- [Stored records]
---*---

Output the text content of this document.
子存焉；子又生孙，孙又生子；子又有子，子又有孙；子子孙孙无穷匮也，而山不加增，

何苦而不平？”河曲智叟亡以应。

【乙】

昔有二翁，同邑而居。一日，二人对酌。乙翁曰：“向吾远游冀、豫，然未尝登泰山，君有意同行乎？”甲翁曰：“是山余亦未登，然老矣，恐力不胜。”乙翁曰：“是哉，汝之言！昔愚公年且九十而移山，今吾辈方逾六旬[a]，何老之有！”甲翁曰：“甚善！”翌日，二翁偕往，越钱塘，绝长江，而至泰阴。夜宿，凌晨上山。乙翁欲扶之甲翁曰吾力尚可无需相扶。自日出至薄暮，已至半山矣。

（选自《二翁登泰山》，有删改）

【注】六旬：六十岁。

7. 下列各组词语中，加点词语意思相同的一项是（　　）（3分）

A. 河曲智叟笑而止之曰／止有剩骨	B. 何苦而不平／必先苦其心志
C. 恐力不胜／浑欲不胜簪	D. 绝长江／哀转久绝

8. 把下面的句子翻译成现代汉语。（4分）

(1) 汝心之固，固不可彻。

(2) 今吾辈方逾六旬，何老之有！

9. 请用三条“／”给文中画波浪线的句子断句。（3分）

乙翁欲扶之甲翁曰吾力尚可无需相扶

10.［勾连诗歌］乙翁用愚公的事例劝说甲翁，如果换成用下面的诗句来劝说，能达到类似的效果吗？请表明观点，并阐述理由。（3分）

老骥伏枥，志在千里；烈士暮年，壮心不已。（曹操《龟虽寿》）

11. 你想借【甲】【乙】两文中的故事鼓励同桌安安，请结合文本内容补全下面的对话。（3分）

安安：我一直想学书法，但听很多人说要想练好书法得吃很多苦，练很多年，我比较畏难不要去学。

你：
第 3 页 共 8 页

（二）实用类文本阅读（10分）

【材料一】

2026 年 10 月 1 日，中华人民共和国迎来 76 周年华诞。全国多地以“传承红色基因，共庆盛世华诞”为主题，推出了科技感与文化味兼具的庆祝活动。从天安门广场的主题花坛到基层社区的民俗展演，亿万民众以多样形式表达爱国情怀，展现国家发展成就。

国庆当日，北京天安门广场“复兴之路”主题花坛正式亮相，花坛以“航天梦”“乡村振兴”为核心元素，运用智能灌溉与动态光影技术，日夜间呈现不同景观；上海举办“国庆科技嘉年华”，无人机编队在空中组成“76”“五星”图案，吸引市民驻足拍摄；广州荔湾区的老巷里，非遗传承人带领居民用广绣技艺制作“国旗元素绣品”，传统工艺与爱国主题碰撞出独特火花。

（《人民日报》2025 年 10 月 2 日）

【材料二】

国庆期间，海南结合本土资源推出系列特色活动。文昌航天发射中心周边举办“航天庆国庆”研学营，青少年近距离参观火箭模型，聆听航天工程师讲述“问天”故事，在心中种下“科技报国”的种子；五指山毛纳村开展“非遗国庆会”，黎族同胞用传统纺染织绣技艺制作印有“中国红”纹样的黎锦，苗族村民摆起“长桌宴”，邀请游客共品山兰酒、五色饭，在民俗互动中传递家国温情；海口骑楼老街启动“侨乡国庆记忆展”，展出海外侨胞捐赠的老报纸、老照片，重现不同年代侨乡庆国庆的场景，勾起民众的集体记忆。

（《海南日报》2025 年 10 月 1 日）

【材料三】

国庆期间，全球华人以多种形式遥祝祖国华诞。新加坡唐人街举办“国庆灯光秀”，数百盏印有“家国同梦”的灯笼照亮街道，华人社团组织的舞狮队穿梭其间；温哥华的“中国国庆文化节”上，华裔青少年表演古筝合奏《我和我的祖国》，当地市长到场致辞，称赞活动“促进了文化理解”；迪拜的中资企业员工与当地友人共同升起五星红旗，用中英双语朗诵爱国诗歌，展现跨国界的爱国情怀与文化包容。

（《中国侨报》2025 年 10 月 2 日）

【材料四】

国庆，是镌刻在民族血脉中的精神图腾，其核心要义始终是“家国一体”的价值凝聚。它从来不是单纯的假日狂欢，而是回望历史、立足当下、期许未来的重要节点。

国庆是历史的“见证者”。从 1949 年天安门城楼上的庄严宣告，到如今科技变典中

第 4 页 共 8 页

---*---

- [To be done] Transcribe the whole listing with nothing added or left out.

- [The completed task]
Output the text content of this document.
子存焉；子又生孙，孙又生子；子又有子，子又有孙；子子孙孙无穷匮也，而山不加增，

何苦而不平？”河曲智叟亡以应。

【乙】

昔有二翁，同邑而居。一日，二人对酌。乙翁曰：“向吾远游冀、豫，然未尝登泰山，君有意同行乎？”甲翁曰：“是山余亦未登，然老矣，恐力不胜。”乙翁曰：“是哉，汝之言！昔愚公年且九十而移山，今吾辈方逾六旬[a]，何老之有！”甲翁曰：“甚善！”翌日，二翁偕往，越钱塘，绝长江，而至泰阴。夜宿，凌晨上山。乙翁欲扶之甲翁曰吾力尚可无需相扶。自日出至薄暮，已至半山矣。

（选自《二翁登泰山》，有删改）

【注】六旬：六十岁。

7. 下列各组词语中，加点词语意思相同的一项是（　　）（3分）

A. 河曲智叟笑而止之曰／止有剩骨	B. 何苦而不平／必先苦其心志
C. 恐力不胜／浑欲不胜簪	D. 绝长江／哀转久绝

8. 把下面的句子翻译成现代汉语。（4分）

(1) 汝心之固，固不可彻。

(2) 今吾辈方逾六旬，何老之有！

9. 请用三条“／”给文中画波浪线的句子断句。（3分）

乙翁欲扶之甲翁曰吾力尚可无需相扶

10.［勾连诗歌］乙翁用愚公的事例劝说甲翁，如果换成用下面的诗句来劝说，能达到类似的效果吗？请表明观点，并阐述理由。（3分）

老骥伏枥，志在千里；烈士暮年，壮心不已。（曹操《龟虽寿》）

11. 你想借【甲】【乙】两文中的故事鼓励同桌安安，请结合文本内容补全下面的对话。（3分）

安安：我一直想学书法，但听很多人说要想练好书法得吃很多苦，练很多年，我比较畏难不要去学。

你：
第 3 页 共 8 页

（二）实用类文本阅读（10分）

【材料一】

2026 年 10 月 1 日，中华人民共和国迎来 76 周年华诞。全国多地以“传承红色基因，共庆盛世华诞”为主题，推出了科技感与文化味兼具的庆祝活动。从天安门广场的主题花坛到基层社区的民俗展演，亿万民众以多样形式表达爱国情怀，展现国家发展成就。

国庆当日，北京天安门广场“复兴之路”主题花坛正式亮相，花坛以“航天梦”“乡村振兴”为核心元素，运用智能灌溉与动态光影技术，日夜间呈现不同景观；上海举办“国庆科技嘉年华”，无人机编队在空中组成“76”“五星”图案，吸引市民驻足拍摄；广州荔湾区的老巷里，非遗传承人带领居民用广绣技艺制作“国旗元素绣品”，传统工艺与爱国主题碰撞出独特火花。

（《人民日报》2025 年 10 月 2 日）

【材料二】

国庆期间，海南结合本土资源推出系列特色活动。文昌航天发射中心周边举办“航天庆国庆”研学营，青少年近距离参观火箭模型，聆听航天工程师讲述“问天”故事，在心中种下“科技报国”的种子；五指山毛纳村开展“非遗国庆会”，黎族同胞用传统纺染织绣技艺制作印有“中国红”纹样的黎锦，苗族村民摆起“长桌宴”，邀请游客共品山兰酒、五色饭，在民俗互动中传递家国温情；海口骑楼老街启动“侨乡国庆记忆展”，展出海外侨胞捐赠的老报纸、老照片，重现不同年代侨乡庆国庆的场景，勾起民众的集体记忆。

（《海南日报》2025 年 10 月 1 日）

【材料三】

国庆期间，全球华人以多种形式遥祝祖国华诞。新加坡唐人街举办“国庆灯光秀”，数百盏印有“家国同梦”的灯笼照亮街道，华人社团组织的舞狮队穿梭其间；温哥华的“中国国庆文化节”上，华裔青少年表演古筝合奏《我和我的祖国》，当地市长到场致辞，称赞活动“促进了文化理解”；迪拜的中资企业员工与当地友人共同升起五星红旗，用中英双语朗诵爱国诗歌，展现跨国界的爱国情怀与文化包容。

（《中国侨报》2025 年 10 月 2 日）

【材料四】

国庆，是镌刻在民族血脉中的精神图腾，其核心要义始终是“家国一体”的价值凝聚。它从来不是单纯的假日狂欢，而是回望历史、立足当下、期许未来的重要节点。

国庆是历史的“见证者”。从 1949 年天安门城楼上的庄严宣告，到如今科技变典中

第 4 页 共 8 页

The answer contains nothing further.